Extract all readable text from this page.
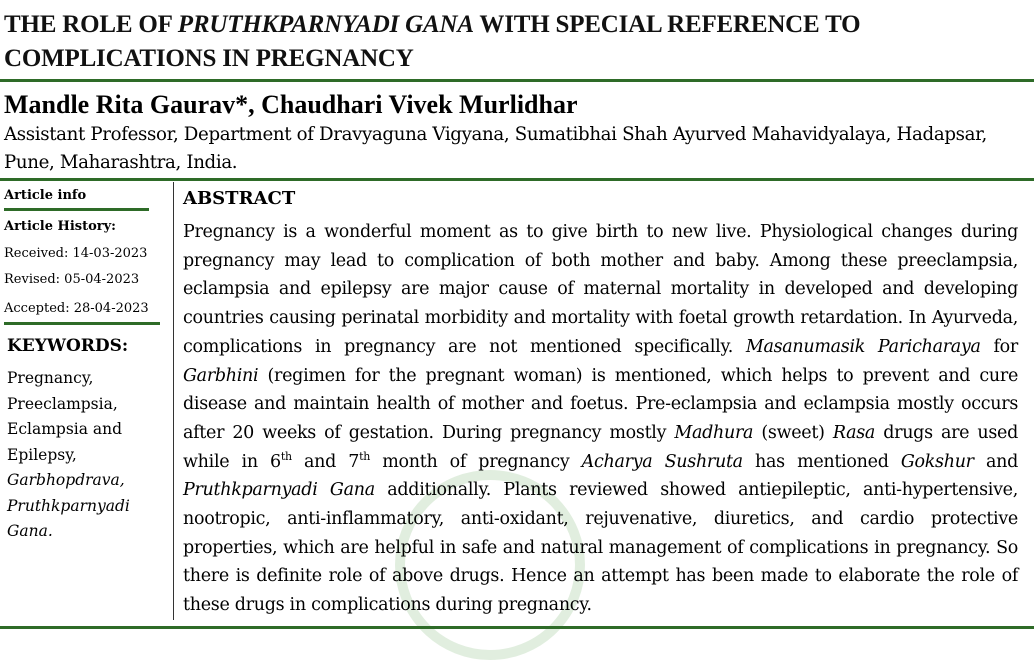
THE ROLE OF PRUTHKPARNYADI GANA WITH SPECIAL REFERENCE TO COMPLICATIONS IN PREGNANCY
Mandle Rita Gaurav*, Chaudhari Vivek Murlidhar
Assistant Professor, Department of Dravyaguna Vigyana, Sumatibhai Shah Ayurved Mahavidyalaya, Hadapsar, Pune, Maharashtra, India.
Article info
Article History:
Received: 14-03-2023
Revised: 05-04-2023
Accepted: 28-04-2023
KEYWORDS:
Pregnancy,
Preeclampsia,
Eclampsia and Epilepsy,
Garbhopdrava,
Pruthkparnyadi Gana.
ABSTRACT
Pregnancy is a wonderful moment as to give birth to new live. Physiological changes during pregnancy may lead to complication of both mother and baby. Among these preeclampsia, eclampsia and epilepsy are major cause of maternal mortality in developed and developing countries causing perinatal morbidity and mortality with foetal growth retardation. In Ayurveda, complications in pregnancy are not mentioned specifically. Masanumasik Paricharaya for Garbhini (regimen for the pregnant woman) is mentioned, which helps to prevent and cure disease and maintain health of mother and foetus. Pre-eclampsia and eclampsia mostly occurs after 20 weeks of gestation. During pregnancy mostly Madhura (sweet) Rasa drugs are used while in 6th and 7th month of pregnancy Acharya Sushruta has mentioned Gokshur and Pruthkparnyadi Gana additionally. Plants reviewed showed antiepileptic, anti-hypertensive, nootropic, anti-inflammatory, anti-oxidant, rejuvenative, diuretics, and cardio protective properties, which are helpful in safe and natural management of complications in pregnancy. So there is definite role of above drugs. Hence an attempt has been made to elaborate the role of these drugs in complications during pregnancy.
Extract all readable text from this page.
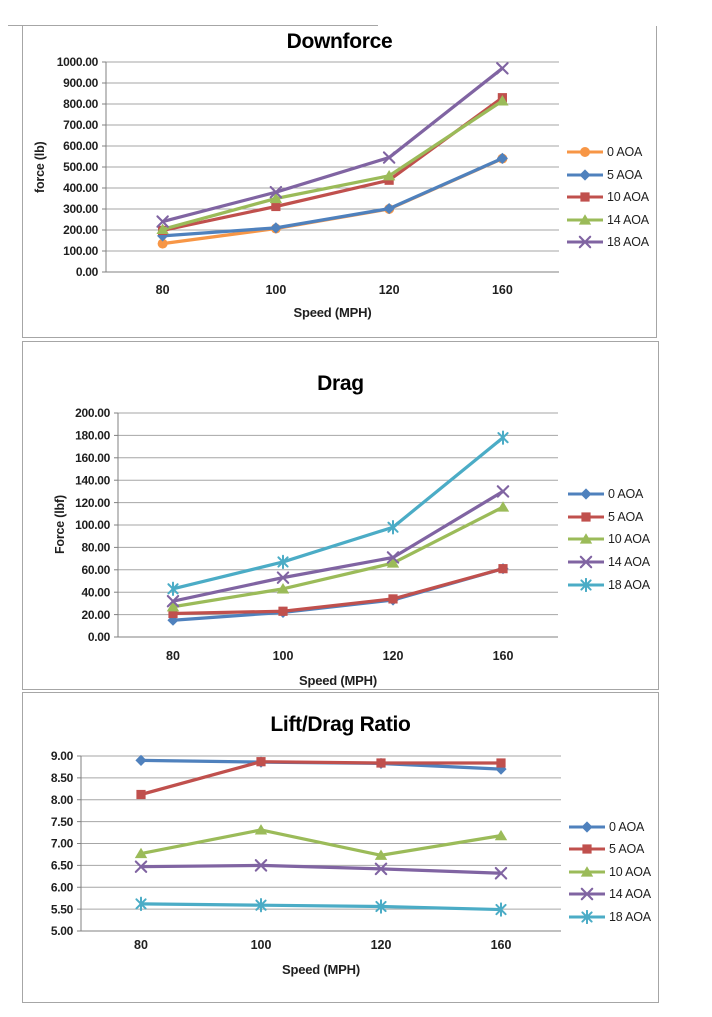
1000.00
900.00
800.00
700.00
600.00
500.00
400.00
300.00
200.00
100.00
0.00
80	100	120	160
Downforce
force (lb)
Speed (MPH)
0 AOA
5 AOA
10 AOA
14 AOA
18 AOA
200.00
180.00
160.00
140.00
120.00
100.00
80.00
60.00
40.00
20.00
0.00
80	100	120	160
Drag
Force (lbf)
Speed (MPH)
0 AOA
5 AOA
10 AOA
14 AOA
18 AOA
9.00
8.50
8.00
7.50
7.00
6.50
6.00
5.50
5.00
80	100	120	160
Lift/Drag Ratio
Speed (MPH)
0 AOA
5 AOA
10 AOA
14 AOA
18 AOA
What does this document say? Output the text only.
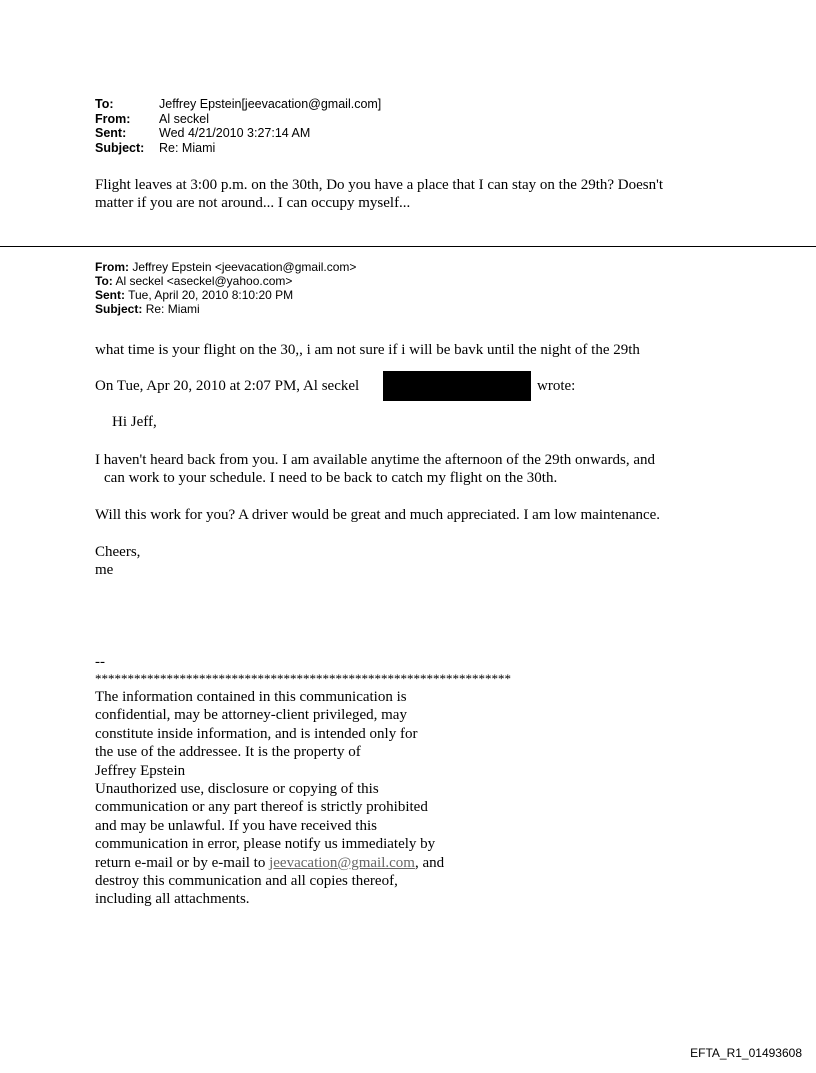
To:	Jeffrey Epstein[jeevacation@gmail.com]
From:	Al seckel
Sent:	Wed 4/21/2010 3:27:14 AM
Subject:	Re: Miami
Flight leaves at 3:00 p.m. on the 30th, Do you have a place that I can stay on the 29th? Doesn't
matter if you are not around... I can occupy myself...
From: Jeffrey Epstein <jeevacation@gmail.com>
To: Al seckel <aseckel@yahoo.com>
Sent: Tue, April 20, 2010 8:10:20 PM
Subject: Re: Miami
what time is your flight on the 30,, i am not sure if i will be bavk until the night of the 29th
On Tue, Apr 20, 2010 at 2:07 PM, Al seckel	wrote:
Hi Jeff,
I haven't heard back from you. I am available anytime the afternoon of the 29th onwards, and
can work to your schedule. I need to be back to catch my flight on the 30th.
Will this work for you? A driver would be great and much appreciated. I am low maintenance.
Cheers,
me
--
****************************************************************
The information contained in this communication is
confidential, may be attorney-client privileged, may
constitute inside information, and is intended only for
the use of the addressee. It is the property of
Jeffrey Epstein
Unauthorized use, disclosure or copying of this
communication or any part thereof is strictly prohibited
and may be unlawful. If you have received this
communication in error, please notify us immediately by
return e-mail or by e-mail to jeevacation@gmail.com, and
destroy this communication and all copies thereof,
including all attachments.
EFTA_R1_01493608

> **Problem statement**:
Each line above is to be copied verbatim. Drop any image from the copy.

> **Output**:
Extract all readable text from this page.
THE ROLE OF PRUTHKPARNYADI GANA WITH SPECIAL REFERENCE TO COMPLICATIONS IN PREGNANCY
Mandle Rita Gaurav*, Chaudhari Vivek Murlidhar
Assistant Professor, Department of Dravyaguna Vigyana, Sumatibhai Shah Ayurved Mahavidyalaya, Hadapsar, Pune, Maharashtra, India.
Article info
Article History:
Received: 14-03-2023
Revised: 05-04-2023
Accepted: 28-04-2023
KEYWORDS:
Pregnancy,
Preeclampsia,
Eclampsia and Epilepsy,
Garbhopdrava,
Pruthkparnyadi Gana.
ABSTRACT
Pregnancy is a wonderful moment as to give birth to new live. Physiological changes during pregnancy may lead to complication of both mother and baby. Among these preeclampsia, eclampsia and epilepsy are major cause of maternal mortality in developed and developing countries causing perinatal morbidity and mortality with foetal growth retardation. In Ayurveda, complications in pregnancy are not mentioned specifically. Masanumasik Paricharaya for Garbhini (regimen for the pregnant woman) is mentioned, which helps to prevent and cure disease and maintain health of mother and foetus. Pre-eclampsia and eclampsia mostly occurs after 20 weeks of gestation. During pregnancy mostly Madhura (sweet) Rasa drugs are used while in 6th and 7th month of pregnancy Acharya Sushruta has mentioned Gokshur and Pruthkparnyadi Gana additionally. Plants reviewed showed antiepileptic, anti-hypertensive, nootropic, anti-inflammatory, anti-oxidant, rejuvenative, diuretics, and cardio protective properties, which are helpful in safe and natural management of complications in pregnancy. So there is definite role of above drugs. Hence an attempt has been made to elaborate the role of these drugs in complications during pregnancy.
Extract all readable text from this page.
1000.00
900.00
800.00
700.00
600.00
500.00
400.00
300.00
200.00
100.00
0.00
80	100	120	160
Downforce
force (lb)
Speed (MPH)
0 AOA
5 AOA
10 AOA
14 AOA
18 AOA
200.00
180.00
160.00
140.00
120.00
100.00
80.00
60.00
40.00
20.00
0.00
80	100	120	160
Drag
Force (lbf)
Speed (MPH)
0 AOA
5 AOA
10 AOA
14 AOA
18 AOA
9.00
8.50
8.00
7.50
7.00
6.50
6.00
5.50
5.00
80	100	120	160
Lift/Drag Ratio
Speed (MPH)
0 AOA
5 AOA
10 AOA
14 AOA
18 AOA
What does this document say? Output the text only.
To:	Jeffrey Epstein[jeevacation@gmail.com]
From:	Al seckel
Sent:	Wed 4/21/2010 3:27:14 AM
Subject:	Re: Miami
Flight leaves at 3:00 p.m. on the 30th, Do you have a place that I can stay on the 29th? Doesn't
matter if you are not around... I can occupy myself...
From: Jeffrey Epstein <jeevacation@gmail.com>
To: Al seckel <aseckel@yahoo.com>
Sent: Tue, April 20, 2010 8:10:20 PM
Subject: Re: Miami
what time is your flight on the 30,, i am not sure if i will be bavk until the night of the 29th
On Tue, Apr 20, 2010 at 2:07 PM, Al seckel	wrote:
Hi Jeff,
I haven't heard back from you. I am available anytime the afternoon of the 29th onwards, and
can work to your schedule. I need to be back to catch my flight on the 30th.
Will this work for you? A driver would be great and much appreciated. I am low maintenance.
Cheers,
me
--
****************************************************************
The information contained in this communication is
confidential, may be attorney-client privileged, may
constitute inside information, and is intended only for
the use of the addressee. It is the property of
Jeffrey Epstein
Unauthorized use, disclosure or copying of this
communication or any part thereof is strictly prohibited
and may be unlawful. If you have received this
communication in error, please notify us immediately by
return e-mail or by e-mail to jeevacation@gmail.com, and
destroy this communication and all copies thereof,
including all attachments.
EFTA_R1_01493608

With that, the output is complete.